[Stored entries]

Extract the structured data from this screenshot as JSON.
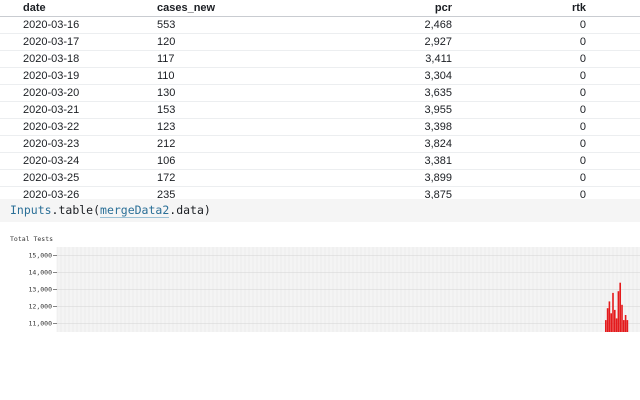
{
  "table": {
    "columns": [
      "date",
      "cases_new",
      "pcr",
      "rtk"
    ],
    "rows": [
      [
        "2020-03-16",
        "553",
        "2,468",
        "0"
      ],
      [
        "2020-03-17",
        "120",
        "2,927",
        "0"
      ],
      [
        "2020-03-18",
        "117",
        "3,411",
        "0"
      ],
      [
        "2020-03-19",
        "110",
        "3,304",
        "0"
      ],
      [
        "2020-03-20",
        "130",
        "3,635",
        "0"
      ],
      [
        "2020-03-21",
        "153",
        "3,955",
        "0"
      ],
      [
        "2020-03-22",
        "123",
        "3,398",
        "0"
      ],
      [
        "2020-03-23",
        "212",
        "3,824",
        "0"
      ],
      [
        "2020-03-24",
        "106",
        "3,381",
        "0"
      ],
      [
        "2020-03-25",
        "172",
        "3,899",
        "0"
      ],
      [
        "2020-03-26",
        "235",
        "3,875",
        "0"
      ]
    ]
  },
  "code": {
    "object": "Inputs",
    "method": ".table(",
    "ref": "mergeData2",
    "tail": ".data)"
  },
  "chart_data": {
    "type": "bar",
    "title": "Total Tests",
    "ylim": [
      10500,
      15500
    ],
    "yticks": [
      11000,
      12000,
      13000,
      14000,
      15000
    ],
    "ytick_labels": [
      "11,000",
      "12,000",
      "13,000",
      "14,000",
      "15,000"
    ],
    "grid": true,
    "bar_color": "#e41a1c",
    "values": [
      11200,
      11900,
      12300,
      11600,
      12800,
      11800,
      11300,
      12900,
      13400,
      12100,
      11200,
      11500,
      11200
    ]
  }
}
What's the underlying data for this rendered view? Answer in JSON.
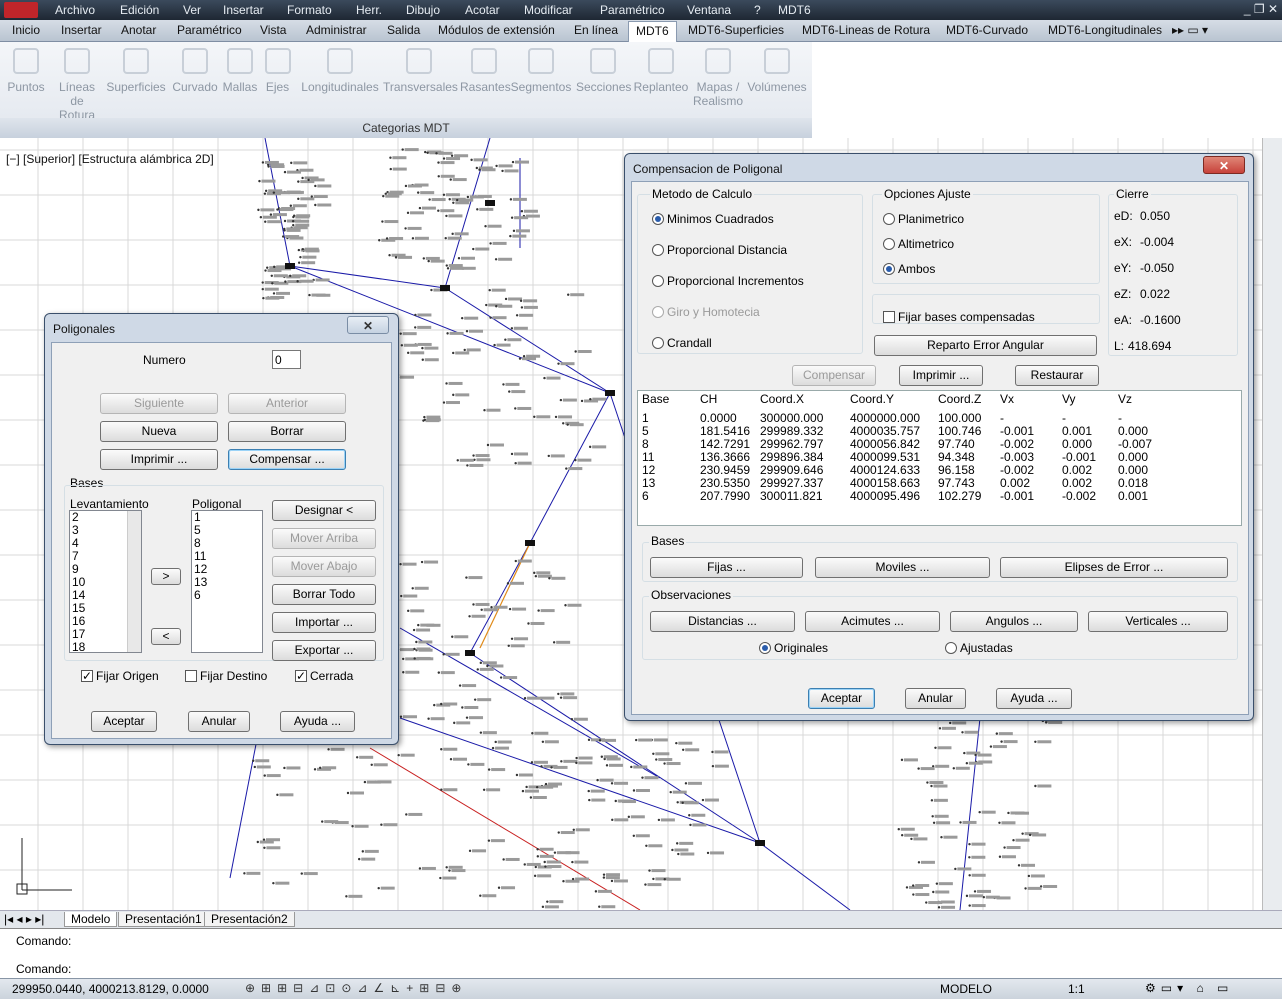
{
  "menubar": {
    "items": [
      "Archivo",
      "Edición",
      "Ver",
      "Insertar",
      "Formato",
      "Herr.",
      "Dibujo",
      "Acotar",
      "Modificar",
      "Paramétrico",
      "Ventana",
      "?",
      "MDT6"
    ]
  },
  "tabs": {
    "items": [
      "Inicio",
      "Insertar",
      "Anotar",
      "Paramétrico",
      "Vista",
      "Administrar",
      "Salida",
      "Módulos de extensión",
      "En línea",
      "MDT6",
      "MDT6-Superficies",
      "MDT6-Lineas de Rotura",
      "MDT6-Curvado",
      "MDT6-Longitudinales"
    ],
    "active": "MDT6"
  },
  "ribbon": {
    "buttons": [
      "Puntos",
      "Líneas de Rotura",
      "Superficies",
      "Curvado",
      "Mallas",
      "Ejes",
      "Longitudinales",
      "Transversales",
      "Rasantes",
      "Segmentos",
      "Secciones",
      "Replanteo",
      "Mapas / Realismo",
      "Volúmenes"
    ],
    "panel_title": "Categorias MDT"
  },
  "viewport": {
    "label": "[−] [Superior] [Estructura alámbrica 2D]"
  },
  "layout_tabs": [
    "Modelo",
    "Presentación1",
    "Presentación2"
  ],
  "command": {
    "line1": "Comando:",
    "line2": "Comando:"
  },
  "status": {
    "coords": "299950.0440, 4000213.8129, 0.0000",
    "mode": "MODELO",
    "scale": "1:1"
  },
  "poligonales": {
    "title": "Poligonales",
    "numero_label": "Numero",
    "numero_value": "0",
    "siguiente": "Siguiente",
    "anterior": "Anterior",
    "nueva": "Nueva",
    "borrar": "Borrar",
    "imprimir": "Imprimir ...",
    "compensar": "Compensar ...",
    "bases_label": "Bases",
    "levantamiento_label": "Levantamiento",
    "poligonal_label": "Poligonal",
    "levantamiento": [
      "2",
      "3",
      "4",
      "7",
      "9",
      "10",
      "14",
      "15",
      "16",
      "17",
      "18"
    ],
    "poligonal": [
      "1",
      "5",
      "8",
      "11",
      "12",
      "13",
      "6"
    ],
    "designar": "Designar <",
    "mover_arriba": "Mover Arriba",
    "mover_abajo": "Mover Abajo",
    "borrar_todo": "Borrar Todo",
    "importar": "Importar ...",
    "exportar": "Exportar ...",
    "fijar_origen": "Fijar Origen",
    "fijar_destino": "Fijar Destino",
    "cerrada": "Cerrada",
    "aceptar": "Aceptar",
    "anular": "Anular",
    "ayuda": "Ayuda ..."
  },
  "compensacion": {
    "title": "Compensacion de Poligonal",
    "metodo_label": "Metodo de Calculo",
    "metodos": [
      "Minimos Cuadrados",
      "Proporcional Distancia",
      "Proporcional Incrementos",
      "Giro y Homotecia",
      "Crandall"
    ],
    "opciones_label": "Opciones Ajuste",
    "opciones": [
      "Planimetrico",
      "Altimetrico",
      "Ambos"
    ],
    "fijar_bases": "Fijar bases compensadas",
    "reparto": "Reparto Error Angular",
    "cierre_label": "Cierre",
    "cierre": [
      {
        "k": "eD:",
        "v": "0.050"
      },
      {
        "k": "eX:",
        "v": "-0.004"
      },
      {
        "k": "eY:",
        "v": "-0.050"
      },
      {
        "k": "eZ:",
        "v": "0.022"
      },
      {
        "k": "eA:",
        "v": "-0.1600"
      },
      {
        "k": "L:",
        "v": "418.694"
      }
    ],
    "compensar": "Compensar",
    "imprimir": "Imprimir ...",
    "restaurar": "Restaurar",
    "columns": [
      "Base",
      "CH",
      "Coord.X",
      "Coord.Y",
      "Coord.Z",
      "Vx",
      "Vy",
      "Vz"
    ],
    "rows": [
      [
        "1",
        "0.0000",
        "300000.000",
        "4000000.000",
        "100.000",
        "-",
        "-",
        "-"
      ],
      [
        "5",
        "181.5416",
        "299989.332",
        "4000035.757",
        "100.746",
        "-0.001",
        "0.001",
        "0.000"
      ],
      [
        "8",
        "142.7291",
        "299962.797",
        "4000056.842",
        "97.740",
        "-0.002",
        "0.000",
        "-0.007"
      ],
      [
        "11",
        "136.3666",
        "299896.384",
        "4000099.531",
        "94.348",
        "-0.003",
        "-0.001",
        "0.000"
      ],
      [
        "12",
        "230.9459",
        "299909.646",
        "4000124.633",
        "96.158",
        "-0.002",
        "0.002",
        "0.000"
      ],
      [
        "13",
        "230.5350",
        "299927.337",
        "4000158.663",
        "97.743",
        "0.002",
        "0.002",
        "0.018"
      ],
      [
        "6",
        "207.7990",
        "300011.821",
        "4000095.496",
        "102.279",
        "-0.001",
        "-0.002",
        "0.001"
      ]
    ],
    "bases_label": "Bases",
    "fijas": "Fijas ...",
    "moviles": "Moviles ...",
    "elipses": "Elipses de Error ...",
    "observaciones_label": "Observaciones",
    "distancias": "Distancias ...",
    "acimutes": "Acimutes ...",
    "angulos": "Angulos ...",
    "verticales": "Verticales ...",
    "originales": "Originales",
    "ajustadas": "Ajustadas",
    "aceptar": "Aceptar",
    "anular": "Anular",
    "ayuda": "Ayuda ..."
  },
  "colors": {
    "title_bar": "#cfd9e6",
    "close": "#c7423a",
    "traverse_line": "#1a1aa8",
    "orange": "#e08a18",
    "red": "#c82020"
  }
}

● PROMPT:
Leave out the pictures and retype every line above exactly.

● COMPLETE ANSWER:
Extract the structured data from this screenshot as JSON.
{
  "table": {
    "columns": [
      "date",
      "cases_new",
      "pcr",
      "rtk"
    ],
    "rows": [
      [
        "2020-03-16",
        "553",
        "2,468",
        "0"
      ],
      [
        "2020-03-17",
        "120",
        "2,927",
        "0"
      ],
      [
        "2020-03-18",
        "117",
        "3,411",
        "0"
      ],
      [
        "2020-03-19",
        "110",
        "3,304",
        "0"
      ],
      [
        "2020-03-20",
        "130",
        "3,635",
        "0"
      ],
      [
        "2020-03-21",
        "153",
        "3,955",
        "0"
      ],
      [
        "2020-03-22",
        "123",
        "3,398",
        "0"
      ],
      [
        "2020-03-23",
        "212",
        "3,824",
        "0"
      ],
      [
        "2020-03-24",
        "106",
        "3,381",
        "0"
      ],
      [
        "2020-03-25",
        "172",
        "3,899",
        "0"
      ],
      [
        "2020-03-26",
        "235",
        "3,875",
        "0"
      ]
    ]
  },
  "code": {
    "object": "Inputs",
    "method": ".table(",
    "ref": "mergeData2",
    "tail": ".data)"
  },
  "chart_data": {
    "type": "bar",
    "title": "Total Tests",
    "ylim": [
      10500,
      15500
    ],
    "yticks": [
      11000,
      12000,
      13000,
      14000,
      15000
    ],
    "ytick_labels": [
      "11,000",
      "12,000",
      "13,000",
      "14,000",
      "15,000"
    ],
    "grid": true,
    "bar_color": "#e41a1c",
    "values": [
      11200,
      11900,
      12300,
      11600,
      12800,
      11800,
      11300,
      12900,
      13400,
      12100,
      11200,
      11500,
      11200
    ]
  }
}
What's the underlying data for this rendered view? Answer in JSON.
{
  "menubar": {
    "items": [
      "Archivo",
      "Edición",
      "Ver",
      "Insertar",
      "Formato",
      "Herr.",
      "Dibujo",
      "Acotar",
      "Modificar",
      "Paramétrico",
      "Ventana",
      "?",
      "MDT6"
    ]
  },
  "tabs": {
    "items": [
      "Inicio",
      "Insertar",
      "Anotar",
      "Paramétrico",
      "Vista",
      "Administrar",
      "Salida",
      "Módulos de extensión",
      "En línea",
      "MDT6",
      "MDT6-Superficies",
      "MDT6-Lineas de Rotura",
      "MDT6-Curvado",
      "MDT6-Longitudinales"
    ],
    "active": "MDT6"
  },
  "ribbon": {
    "buttons": [
      "Puntos",
      "Líneas de Rotura",
      "Superficies",
      "Curvado",
      "Mallas",
      "Ejes",
      "Longitudinales",
      "Transversales",
      "Rasantes",
      "Segmentos",
      "Secciones",
      "Replanteo",
      "Mapas / Realismo",
      "Volúmenes"
    ],
    "panel_title": "Categorias MDT"
  },
  "viewport": {
    "label": "[−] [Superior] [Estructura alámbrica 2D]"
  },
  "layout_tabs": [
    "Modelo",
    "Presentación1",
    "Presentación2"
  ],
  "command": {
    "line1": "Comando:",
    "line2": "Comando:"
  },
  "status": {
    "coords": "299950.0440, 4000213.8129, 0.0000",
    "mode": "MODELO",
    "scale": "1:1"
  },
  "poligonales": {
    "title": "Poligonales",
    "numero_label": "Numero",
    "numero_value": "0",
    "siguiente": "Siguiente",
    "anterior": "Anterior",
    "nueva": "Nueva",
    "borrar": "Borrar",
    "imprimir": "Imprimir ...",
    "compensar": "Compensar ...",
    "bases_label": "Bases",
    "levantamiento_label": "Levantamiento",
    "poligonal_label": "Poligonal",
    "levantamiento": [
      "2",
      "3",
      "4",
      "7",
      "9",
      "10",
      "14",
      "15",
      "16",
      "17",
      "18"
    ],
    "poligonal": [
      "1",
      "5",
      "8",
      "11",
      "12",
      "13",
      "6"
    ],
    "designar": "Designar <",
    "mover_arriba": "Mover Arriba",
    "mover_abajo": "Mover Abajo",
    "borrar_todo": "Borrar Todo",
    "importar": "Importar ...",
    "exportar": "Exportar ...",
    "fijar_origen": "Fijar Origen",
    "fijar_destino": "Fijar Destino",
    "cerrada": "Cerrada",
    "aceptar": "Aceptar",
    "anular": "Anular",
    "ayuda": "Ayuda ..."
  },
  "compensacion": {
    "title": "Compensacion de Poligonal",
    "metodo_label": "Metodo de Calculo",
    "metodos": [
      "Minimos Cuadrados",
      "Proporcional Distancia",
      "Proporcional Incrementos",
      "Giro y Homotecia",
      "Crandall"
    ],
    "opciones_label": "Opciones Ajuste",
    "opciones": [
      "Planimetrico",
      "Altimetrico",
      "Ambos"
    ],
    "fijar_bases": "Fijar bases compensadas",
    "reparto": "Reparto Error Angular",
    "cierre_label": "Cierre",
    "cierre": [
      {
        "k": "eD:",
        "v": "0.050"
      },
      {
        "k": "eX:",
        "v": "-0.004"
      },
      {
        "k": "eY:",
        "v": "-0.050"
      },
      {
        "k": "eZ:",
        "v": "0.022"
      },
      {
        "k": "eA:",
        "v": "-0.1600"
      },
      {
        "k": "L:",
        "v": "418.694"
      }
    ],
    "compensar": "Compensar",
    "imprimir": "Imprimir ...",
    "restaurar": "Restaurar",
    "columns": [
      "Base",
      "CH",
      "Coord.X",
      "Coord.Y",
      "Coord.Z",
      "Vx",
      "Vy",
      "Vz"
    ],
    "rows": [
      [
        "1",
        "0.0000",
        "300000.000",
        "4000000.000",
        "100.000",
        "-",
        "-",
        "-"
      ],
      [
        "5",
        "181.5416",
        "299989.332",
        "4000035.757",
        "100.746",
        "-0.001",
        "0.001",
        "0.000"
      ],
      [
        "8",
        "142.7291",
        "299962.797",
        "4000056.842",
        "97.740",
        "-0.002",
        "0.000",
        "-0.007"
      ],
      [
        "11",
        "136.3666",
        "299896.384",
        "4000099.531",
        "94.348",
        "-0.003",
        "-0.001",
        "0.000"
      ],
      [
        "12",
        "230.9459",
        "299909.646",
        "4000124.633",
        "96.158",
        "-0.002",
        "0.002",
        "0.000"
      ],
      [
        "13",
        "230.5350",
        "299927.337",
        "4000158.663",
        "97.743",
        "0.002",
        "0.002",
        "0.018"
      ],
      [
        "6",
        "207.7990",
        "300011.821",
        "4000095.496",
        "102.279",
        "-0.001",
        "-0.002",
        "0.001"
      ]
    ],
    "bases_label": "Bases",
    "fijas": "Fijas ...",
    "moviles": "Moviles ...",
    "elipses": "Elipses de Error ...",
    "observaciones_label": "Observaciones",
    "distancias": "Distancias ...",
    "acimutes": "Acimutes ...",
    "angulos": "Angulos ...",
    "verticales": "Verticales ...",
    "originales": "Originales",
    "ajustadas": "Ajustadas",
    "aceptar": "Aceptar",
    "anular": "Anular",
    "ayuda": "Ayuda ..."
  },
  "colors": {
    "title_bar": "#cfd9e6",
    "close": "#c7423a",
    "traverse_line": "#1a1aa8",
    "orange": "#e08a18",
    "red": "#c82020"
  }
}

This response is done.